**抽出テキスト**
説明

複合シート及び複合体

【課題】本発明は、支持体層と薄膜層は剥離可能に接着され、且つ薄膜層と接合層は完全に一体化した構成の複合シート、及びこの複合シートを用いた複合体を提供することを課題とする。
【解決手段】樹脂製又は金属製のシート状の支持体層11と、この支持体層11
の片面(もしくは両面)に形成された薄膜層12と、前記支持体層11の一方の主面に薄膜層12を介して形成された接合層13とを具備することを特徴とする複合シート10。

【発明の詳細な説明】
【技術分野】
【0001】
本発明は、複合シート及びこの複合シートの一部を用いた複合体に関する。本発明は、特に、液晶ディスプレイ等の電子機器の電極端子部と駆動回路が搭載されたフレキシブルプリント基板の導電部との圧縮による接続に使用される複合シート、あるいはコンベアベルトの表面材、あるいは管体の接合部に使用されるガスケットの表面材、あるいは基板プレスのクッション材の表面材に関する。
【背景技術】
【0002】
従来、ふっ素樹脂膜(又はフィルム)は耐摩耗性や離型性、滑り性等の特性に優れているため、各種の用途として使用されている。具体的には、次のような用途が挙げられる。
【0003】
1)管体の接合部に使用されるガスケットとして使用される。
液体やガス等の流体を輸送するパイプ状配管で接続部に漏れ防止として、通常、ゴムや樹脂製のパッキンが使用される。しかし、経年変化や薬液浸透の劣化によって定期交換の際に接続面に前記パッキンが接続面に固着して交換に手間がかかることがある。そこで、ガスケット表面にフッ素樹脂性フィルムを貼り合せることにより容易に取り替えることが可能となる。
【0004】
2)基板プレスクッション材の表面離型として使用される。
昨今のガラスエポキシ基板やFP基板は、何層も積層した多層化が著しい。この積層プレス成形には、耐熱ゴムシートや不織布のクッションシートの表面にフッ素樹脂フィルムが使用されている。
【0005】
3)熱圧着用シートの表面薄膜として使用される。
電子機器の製造プロセスにおいては、図7に示すような圧着工程が行なわれている。
図中の符番1は、端部に電極端子部2が形成されたガラス基板を示す。このガラス基板1の端部には、フレキシブルプリント基板(FPC)3の端部が熱圧着により積層される。ここで、FPC3は、駆動回路4を形成したフィルム5と、駆動回路4の一部に形成された異方性導電フィルム(ACF)6とを有している。前記ガラス基板1とフレキシブルプリント基板3との熱圧着予定部上には、下端部にシリコーンゴムシート7を備えたヒータ8が配置されている。なお、付番9はレイ・フィルム(保護フィルム)を示す。
【0006】
図7では、ガラス基板1の端子2とFPC3の駆動回路4間にACF6を介在させた状態で、ACF6上のフレキシブルプリント基板3とヒータ8の間にシリコーンゴムシート7を介してヒータ8により熱圧着させることにより、ガラス基板1の電極端子部2とFPC3の駆動回路4との電気的な接続を行う。

**提示された資料**
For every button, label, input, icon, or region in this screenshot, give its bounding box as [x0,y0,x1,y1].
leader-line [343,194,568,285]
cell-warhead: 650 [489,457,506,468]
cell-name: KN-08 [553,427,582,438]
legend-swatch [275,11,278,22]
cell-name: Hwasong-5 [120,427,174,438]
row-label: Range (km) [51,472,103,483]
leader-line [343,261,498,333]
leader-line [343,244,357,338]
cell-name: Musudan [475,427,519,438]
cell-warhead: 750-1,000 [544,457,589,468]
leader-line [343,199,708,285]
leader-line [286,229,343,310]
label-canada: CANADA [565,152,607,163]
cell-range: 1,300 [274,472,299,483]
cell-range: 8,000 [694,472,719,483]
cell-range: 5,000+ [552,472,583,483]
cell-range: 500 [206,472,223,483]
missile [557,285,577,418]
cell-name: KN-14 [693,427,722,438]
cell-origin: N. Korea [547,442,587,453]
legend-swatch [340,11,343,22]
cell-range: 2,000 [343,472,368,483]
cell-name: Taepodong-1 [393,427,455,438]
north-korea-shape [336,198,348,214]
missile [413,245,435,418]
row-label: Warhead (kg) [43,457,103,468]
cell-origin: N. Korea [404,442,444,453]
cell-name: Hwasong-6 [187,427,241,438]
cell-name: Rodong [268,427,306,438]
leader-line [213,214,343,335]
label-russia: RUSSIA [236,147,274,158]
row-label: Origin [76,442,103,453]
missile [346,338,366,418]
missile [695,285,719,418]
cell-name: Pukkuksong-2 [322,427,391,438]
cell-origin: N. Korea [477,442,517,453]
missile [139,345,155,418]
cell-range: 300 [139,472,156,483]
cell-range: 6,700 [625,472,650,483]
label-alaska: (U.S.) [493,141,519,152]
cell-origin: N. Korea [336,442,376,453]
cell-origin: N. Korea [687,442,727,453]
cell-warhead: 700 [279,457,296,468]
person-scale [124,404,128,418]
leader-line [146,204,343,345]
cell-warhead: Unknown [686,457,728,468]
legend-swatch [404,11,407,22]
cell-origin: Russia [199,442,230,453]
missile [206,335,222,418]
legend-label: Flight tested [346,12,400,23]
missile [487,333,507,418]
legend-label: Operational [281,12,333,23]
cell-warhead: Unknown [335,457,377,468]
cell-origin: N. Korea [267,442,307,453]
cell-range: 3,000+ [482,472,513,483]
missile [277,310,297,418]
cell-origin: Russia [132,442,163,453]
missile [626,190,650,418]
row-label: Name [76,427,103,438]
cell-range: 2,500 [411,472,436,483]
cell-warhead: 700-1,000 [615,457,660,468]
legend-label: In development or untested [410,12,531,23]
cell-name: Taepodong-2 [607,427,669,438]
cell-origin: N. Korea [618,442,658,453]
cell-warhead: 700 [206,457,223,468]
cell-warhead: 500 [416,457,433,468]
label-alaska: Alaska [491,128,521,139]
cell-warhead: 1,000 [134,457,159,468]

**課題と演習**
A – 抽出テキストから、「昨今のガラスエポキシ基板やF」という語句を含むところで書き始め、「路4との電気的な接続を行う。」という語句の直後で止めて、一字一句変えずに書き写してください。
B – 抽出テキストによると、ふっ素樹脂膜はどのような特性に優れているために各種の用途に使われていますか。
ここに示した資料は、抽出テキストとは別個のものです。

**各課題の解答**
A –
昨今のガラスエポキシ基板やFP基板は、何層も積層した多層化が著しい。この積層プレス成形には、耐熱ゴムシートや不織布のクッションシートの表面にフッ素樹脂フィルムが使用されている。
【0005】
3)熱圧着用シートの表面薄膜として使用される。
電子機器の製造プロセスにおいては、図7に示すような圧着工程が行なわれている。
図中の符番1は、端部に電極端子部2が形成されたガラス基板を示す。このガラス基板1の端部には、フレキシブルプリント基板(FPC)3の端部が熱圧着により積層される。ここで、FPC3は、駆動回路4を形成したフィルム5と、駆動回路4の一部に形成された異方性導電フィルム(ACF)6とを有している。前記ガラス基板1とフレキシブルプリント基板3との熱圧着予定部上には、下端部にシリコーンゴムシート7を備えたヒータ8が配置されている。なお、付番9はレイ・フィルム(保護フィルム)を示す。
【0006】
図7では、ガラス基板1の端子2とFPC3の駆動回路4間にACF6を介在させた状態で、ACF6上のフレキシブルプリント基板3とヒータ8の間にシリコーンゴムシート7を介してヒータ8により熱圧着させることにより、ガラス基板1の電極端子部2とFPC3の駆動回路4との電気的な接続を行う。

B – 耐摩耗性や離型性、滑り性等の特性に優れているためです。